/---

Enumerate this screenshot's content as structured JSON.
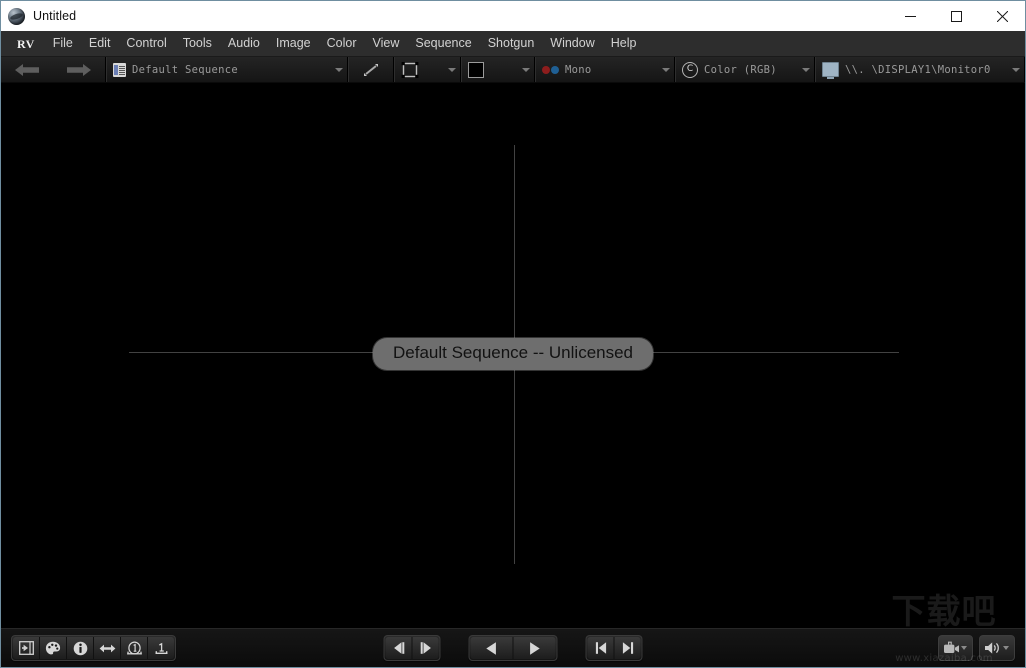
{
  "window": {
    "title": "Untitled",
    "app_icon": "rv-globe-icon",
    "minimize_label": "Minimize",
    "maximize_label": "Maximize",
    "close_label": "Close"
  },
  "menubar": {
    "items": [
      {
        "label": "RV",
        "name": "menu-rv"
      },
      {
        "label": "File",
        "name": "menu-file"
      },
      {
        "label": "Edit",
        "name": "menu-edit"
      },
      {
        "label": "Control",
        "name": "menu-control"
      },
      {
        "label": "Tools",
        "name": "menu-tools"
      },
      {
        "label": "Audio",
        "name": "menu-audio"
      },
      {
        "label": "Image",
        "name": "menu-image"
      },
      {
        "label": "Color",
        "name": "menu-color"
      },
      {
        "label": "View",
        "name": "menu-view"
      },
      {
        "label": "Sequence",
        "name": "menu-sequence"
      },
      {
        "label": "Shotgun",
        "name": "menu-shotgun"
      },
      {
        "label": "Window",
        "name": "menu-window"
      },
      {
        "label": "Help",
        "name": "menu-help"
      }
    ]
  },
  "toolbar": {
    "back_icon": "back-arrow-icon",
    "forward_icon": "forward-arrow-icon",
    "sequence_value": "Default Sequence",
    "sequence_icon": "sequence-document-icon",
    "resize_icon": "resize-diagonal-icon",
    "frame_icon": "frame-fit-icon",
    "background_swatch": "#000000",
    "stereo_value": "Mono",
    "stereo_icon": "anaglyph-dots-icon",
    "color_value": "Color (RGB)",
    "color_icon": "color-c-icon",
    "display_value": "\\\\. \\DISPLAY1\\Monitor0",
    "display_icon": "monitor-icon"
  },
  "viewport": {
    "center_label": "Default Sequence -- Unlicensed",
    "crosshair_color": "#6a6a6a"
  },
  "watermark": {
    "brand": "下载吧",
    "url": "www.xiazaiba.com"
  },
  "bottombar": {
    "left_tools": [
      {
        "name": "toggle-panel-button",
        "icon": "panel-toggle-icon"
      },
      {
        "name": "color-palette-button",
        "icon": "color-palette-icon"
      },
      {
        "name": "info-button",
        "icon": "info-circle-icon"
      },
      {
        "name": "swap-button",
        "icon": "bidirectional-arrow-icon"
      },
      {
        "name": "frame-number-button",
        "icon": "circled-one-icon"
      },
      {
        "name": "range-one-button",
        "icon": "one-with-bar-icon"
      }
    ],
    "transport": [
      {
        "name": "step-back-button",
        "icon": "step-backward-icon"
      },
      {
        "name": "step-forward-button",
        "icon": "step-forward-icon"
      },
      {
        "name": "play-reverse-button",
        "icon": "play-reverse-icon"
      },
      {
        "name": "play-forward-button",
        "icon": "play-forward-icon"
      },
      {
        "name": "go-to-start-button",
        "icon": "skip-to-start-icon"
      },
      {
        "name": "go-to-end-button",
        "icon": "skip-to-end-icon"
      }
    ],
    "right_tools": [
      {
        "name": "video-device-button",
        "icon": "video-camera-icon"
      },
      {
        "name": "volume-button",
        "icon": "speaker-volume-icon"
      }
    ]
  }
}
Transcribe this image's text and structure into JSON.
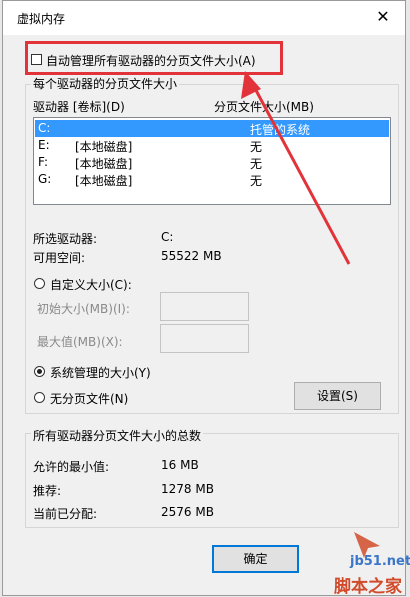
{
  "window": {
    "title": "虚拟内存",
    "close_glyph": "✕"
  },
  "auto_manage": {
    "label": "自动管理所有驱动器的分页文件大小(A)",
    "checked": false
  },
  "drives_group": {
    "label": "每个驱动器的分页文件大小",
    "col_drive": "驱动器 [卷标](D)",
    "col_size": "分页文件大小(MB)",
    "rows": [
      {
        "drive": "C:",
        "label": "",
        "size": "托管的系统",
        "selected": true
      },
      {
        "drive": "E:",
        "label": "[本地磁盘]",
        "size": "无",
        "selected": false
      },
      {
        "drive": "F:",
        "label": "[本地磁盘]",
        "size": "无",
        "selected": false
      },
      {
        "drive": "G:",
        "label": "[本地磁盘]",
        "size": "无",
        "selected": false
      }
    ],
    "selected_drive_label": "所选驱动器:",
    "selected_drive_value": "C:",
    "free_space_label": "可用空间:",
    "free_space_value": "55522 MB",
    "custom_size": "自定义大小(C):",
    "initial_size": "初始大小(MB)(I):",
    "max_size": "最大值(MB)(X):",
    "system_managed": "系统管理的大小(Y)",
    "no_paging": "无分页文件(N)",
    "set_button": "设置(S)"
  },
  "totals_group": {
    "label": "所有驱动器分页文件大小的总数",
    "min_label": "允许的最小值:",
    "min_value": "16 MB",
    "recommended_label": "推荐:",
    "recommended_value": "1278 MB",
    "current_label": "当前已分配:",
    "current_value": "2576 MB"
  },
  "ok_button": "确定",
  "watermark": {
    "line1": "jb51.net",
    "line2": "脚本之家"
  },
  "colors": {
    "annotation": "#e3333a",
    "selection": "#3399ff"
  }
}
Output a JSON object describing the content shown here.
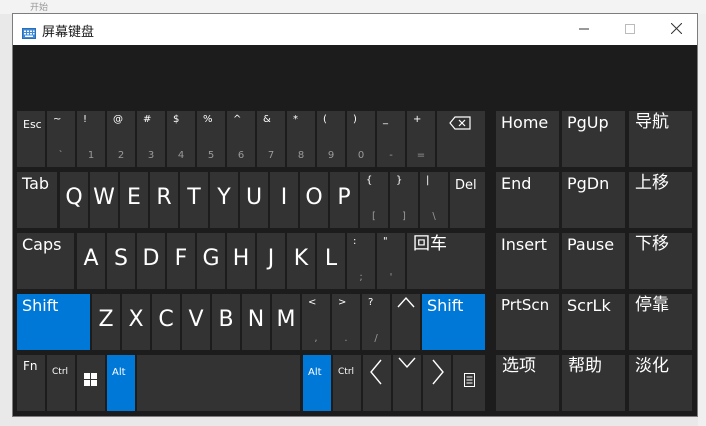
{
  "background": {
    "fragment": "开始"
  },
  "window": {
    "title": "屏幕键盘"
  },
  "keys": {
    "esc": "Esc",
    "tab": "Tab",
    "caps": "Caps",
    "shift": "Shift",
    "fn": "Fn",
    "ctrl": "Ctrl",
    "alt": "Alt",
    "del": "Del",
    "enter": "回车",
    "row1": [
      {
        "upper": "~",
        "lower": "`"
      },
      {
        "upper": "!",
        "lower": "1"
      },
      {
        "upper": "@",
        "lower": "2"
      },
      {
        "upper": "#",
        "lower": "3"
      },
      {
        "upper": "$",
        "lower": "4"
      },
      {
        "upper": "%",
        "lower": "5"
      },
      {
        "upper": "^",
        "lower": "6"
      },
      {
        "upper": "&",
        "lower": "7"
      },
      {
        "upper": "*",
        "lower": "8"
      },
      {
        "upper": "(",
        "lower": "9"
      },
      {
        "upper": ")",
        "lower": "0"
      },
      {
        "upper": "_",
        "lower": "-"
      },
      {
        "upper": "+",
        "lower": "="
      }
    ],
    "row2_letters": [
      "Q",
      "W",
      "E",
      "R",
      "T",
      "Y",
      "U",
      "I",
      "O",
      "P"
    ],
    "row2_sym": [
      {
        "upper": "{",
        "lower": "["
      },
      {
        "upper": "}",
        "lower": "]"
      },
      {
        "upper": "|",
        "lower": "\\"
      }
    ],
    "row3_letters": [
      "A",
      "S",
      "D",
      "F",
      "G",
      "H",
      "J",
      "K",
      "L"
    ],
    "row3_sym": [
      {
        "upper": ":",
        "lower": ";"
      },
      {
        "upper": "\"",
        "lower": "'"
      }
    ],
    "row4_letters": [
      "Z",
      "X",
      "C",
      "V",
      "B",
      "N",
      "M"
    ],
    "row4_sym": [
      {
        "upper": "<",
        "lower": ","
      },
      {
        "upper": ">",
        "lower": "."
      },
      {
        "upper": "?",
        "lower": "/"
      }
    ],
    "nav": {
      "home": "Home",
      "pgup": "PgUp",
      "nav_pane": "导航",
      "end": "End",
      "pgdn": "PgDn",
      "move_up": "上移",
      "insert": "Insert",
      "pause": "Pause",
      "move_down": "下移",
      "prtscn": "PrtScn",
      "scrlk": "ScrLk",
      "dock": "停靠",
      "options": "选项",
      "help": "帮助",
      "fade": "淡化"
    }
  },
  "colors": {
    "active_key": "#0078d7",
    "key": "#333333",
    "panel": "#1c1c1c"
  }
}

\---

§ What is being asked
Set down the lines of the records above exactly, apart from the pictures.

§ Correct result
Enumerate this screenshot's content as structured JSON.
{
  "window": {
    "title": "Untitled",
    "app_icon": "rv-globe-icon",
    "minimize_label": "Minimize",
    "maximize_label": "Maximize",
    "close_label": "Close"
  },
  "menubar": {
    "items": [
      {
        "label": "RV",
        "name": "menu-rv"
      },
      {
        "label": "File",
        "name": "menu-file"
      },
      {
        "label": "Edit",
        "name": "menu-edit"
      },
      {
        "label": "Control",
        "name": "menu-control"
      },
      {
        "label": "Tools",
        "name": "menu-tools"
      },
      {
        "label": "Audio",
        "name": "menu-audio"
      },
      {
        "label": "Image",
        "name": "menu-image"
      },
      {
        "label": "Color",
        "name": "menu-color"
      },
      {
        "label": "View",
        "name": "menu-view"
      },
      {
        "label": "Sequence",
        "name": "menu-sequence"
      },
      {
        "label": "Shotgun",
        "name": "menu-shotgun"
      },
      {
        "label": "Window",
        "name": "menu-window"
      },
      {
        "label": "Help",
        "name": "menu-help"
      }
    ]
  },
  "toolbar": {
    "back_icon": "back-arrow-icon",
    "forward_icon": "forward-arrow-icon",
    "sequence_value": "Default Sequence",
    "sequence_icon": "sequence-document-icon",
    "resize_icon": "resize-diagonal-icon",
    "frame_icon": "frame-fit-icon",
    "background_swatch": "#000000",
    "stereo_value": "Mono",
    "stereo_icon": "anaglyph-dots-icon",
    "color_value": "Color (RGB)",
    "color_icon": "color-c-icon",
    "display_value": "\\\\. \\DISPLAY1\\Monitor0",
    "display_icon": "monitor-icon"
  },
  "viewport": {
    "center_label": "Default Sequence -- Unlicensed",
    "crosshair_color": "#6a6a6a"
  },
  "watermark": {
    "brand": "下载吧",
    "url": "www.xiazaiba.com"
  },
  "bottombar": {
    "left_tools": [
      {
        "name": "toggle-panel-button",
        "icon": "panel-toggle-icon"
      },
      {
        "name": "color-palette-button",
        "icon": "color-palette-icon"
      },
      {
        "name": "info-button",
        "icon": "info-circle-icon"
      },
      {
        "name": "swap-button",
        "icon": "bidirectional-arrow-icon"
      },
      {
        "name": "frame-number-button",
        "icon": "circled-one-icon"
      },
      {
        "name": "range-one-button",
        "icon": "one-with-bar-icon"
      }
    ],
    "transport": [
      {
        "name": "step-back-button",
        "icon": "step-backward-icon"
      },
      {
        "name": "step-forward-button",
        "icon": "step-forward-icon"
      },
      {
        "name": "play-reverse-button",
        "icon": "play-reverse-icon"
      },
      {
        "name": "play-forward-button",
        "icon": "play-forward-icon"
      },
      {
        "name": "go-to-start-button",
        "icon": "skip-to-start-icon"
      },
      {
        "name": "go-to-end-button",
        "icon": "skip-to-end-icon"
      }
    ],
    "right_tools": [
      {
        "name": "video-device-button",
        "icon": "video-camera-icon"
      },
      {
        "name": "volume-button",
        "icon": "speaker-volume-icon"
      }
    ]
  }
}
Transcribe this image's text and structure into JSON.
{
  "window": {
    "title": "虚拟内存",
    "close_glyph": "✕"
  },
  "auto_manage": {
    "label": "自动管理所有驱动器的分页文件大小(A)",
    "checked": false
  },
  "drives_group": {
    "label": "每个驱动器的分页文件大小",
    "col_drive": "驱动器 [卷标](D)",
    "col_size": "分页文件大小(MB)",
    "rows": [
      {
        "drive": "C:",
        "label": "",
        "size": "托管的系统",
        "selected": true
      },
      {
        "drive": "E:",
        "label": "[本地磁盘]",
        "size": "无",
        "selected": false
      },
      {
        "drive": "F:",
        "label": "[本地磁盘]",
        "size": "无",
        "selected": false
      },
      {
        "drive": "G:",
        "label": "[本地磁盘]",
        "size": "无",
        "selected": false
      }
    ],
    "selected_drive_label": "所选驱动器:",
    "selected_drive_value": "C:",
    "free_space_label": "可用空间:",
    "free_space_value": "55522 MB",
    "custom_size": "自定义大小(C):",
    "initial_size": "初始大小(MB)(I):",
    "max_size": "最大值(MB)(X):",
    "system_managed": "系统管理的大小(Y)",
    "no_paging": "无分页文件(N)",
    "set_button": "设置(S)"
  },
  "totals_group": {
    "label": "所有驱动器分页文件大小的总数",
    "min_label": "允许的最小值:",
    "min_value": "16 MB",
    "recommended_label": "推荐:",
    "recommended_value": "1278 MB",
    "current_label": "当前已分配:",
    "current_value": "2576 MB"
  },
  "ok_button": "确定",
  "watermark": {
    "line1": "jb51.net",
    "line2": "脚本之家"
  },
  "colors": {
    "annotation": "#e3333a",
    "selection": "#3399ff"
  }
}
Output a JSON object describing the content shown here.
{
  "background": {
    "fragment": "开始"
  },
  "window": {
    "title": "屏幕键盘"
  },
  "keys": {
    "esc": "Esc",
    "tab": "Tab",
    "caps": "Caps",
    "shift": "Shift",
    "fn": "Fn",
    "ctrl": "Ctrl",
    "alt": "Alt",
    "del": "Del",
    "enter": "回车",
    "row1": [
      {
        "upper": "~",
        "lower": "`"
      },
      {
        "upper": "!",
        "lower": "1"
      },
      {
        "upper": "@",
        "lower": "2"
      },
      {
        "upper": "#",
        "lower": "3"
      },
      {
        "upper": "$",
        "lower": "4"
      },
      {
        "upper": "%",
        "lower": "5"
      },
      {
        "upper": "^",
        "lower": "6"
      },
      {
        "upper": "&",
        "lower": "7"
      },
      {
        "upper": "*",
        "lower": "8"
      },
      {
        "upper": "(",
        "lower": "9"
      },
      {
        "upper": ")",
        "lower": "0"
      },
      {
        "upper": "_",
        "lower": "-"
      },
      {
        "upper": "+",
        "lower": "="
      }
    ],
    "row2_letters": [
      "Q",
      "W",
      "E",
      "R",
      "T",
      "Y",
      "U",
      "I",
      "O",
      "P"
    ],
    "row2_sym": [
      {
        "upper": "{",
        "lower": "["
      },
      {
        "upper": "}",
        "lower": "]"
      },
      {
        "upper": "|",
        "lower": "\\"
      }
    ],
    "row3_letters": [
      "A",
      "S",
      "D",
      "F",
      "G",
      "H",
      "J",
      "K",
      "L"
    ],
    "row3_sym": [
      {
        "upper": ":",
        "lower": ";"
      },
      {
        "upper": "\"",
        "lower": "'"
      }
    ],
    "row4_letters": [
      "Z",
      "X",
      "C",
      "V",
      "B",
      "N",
      "M"
    ],
    "row4_sym": [
      {
        "upper": "<",
        "lower": ","
      },
      {
        "upper": ">",
        "lower": "."
      },
      {
        "upper": "?",
        "lower": "/"
      }
    ],
    "nav": {
      "home": "Home",
      "pgup": "PgUp",
      "nav_pane": "导航",
      "end": "End",
      "pgdn": "PgDn",
      "move_up": "上移",
      "insert": "Insert",
      "pause": "Pause",
      "move_down": "下移",
      "prtscn": "PrtScn",
      "scrlk": "ScrLk",
      "dock": "停靠",
      "options": "选项",
      "help": "帮助",
      "fade": "淡化"
    }
  },
  "colors": {
    "active_key": "#0078d7",
    "key": "#333333",
    "panel": "#1c1c1c"
  }
}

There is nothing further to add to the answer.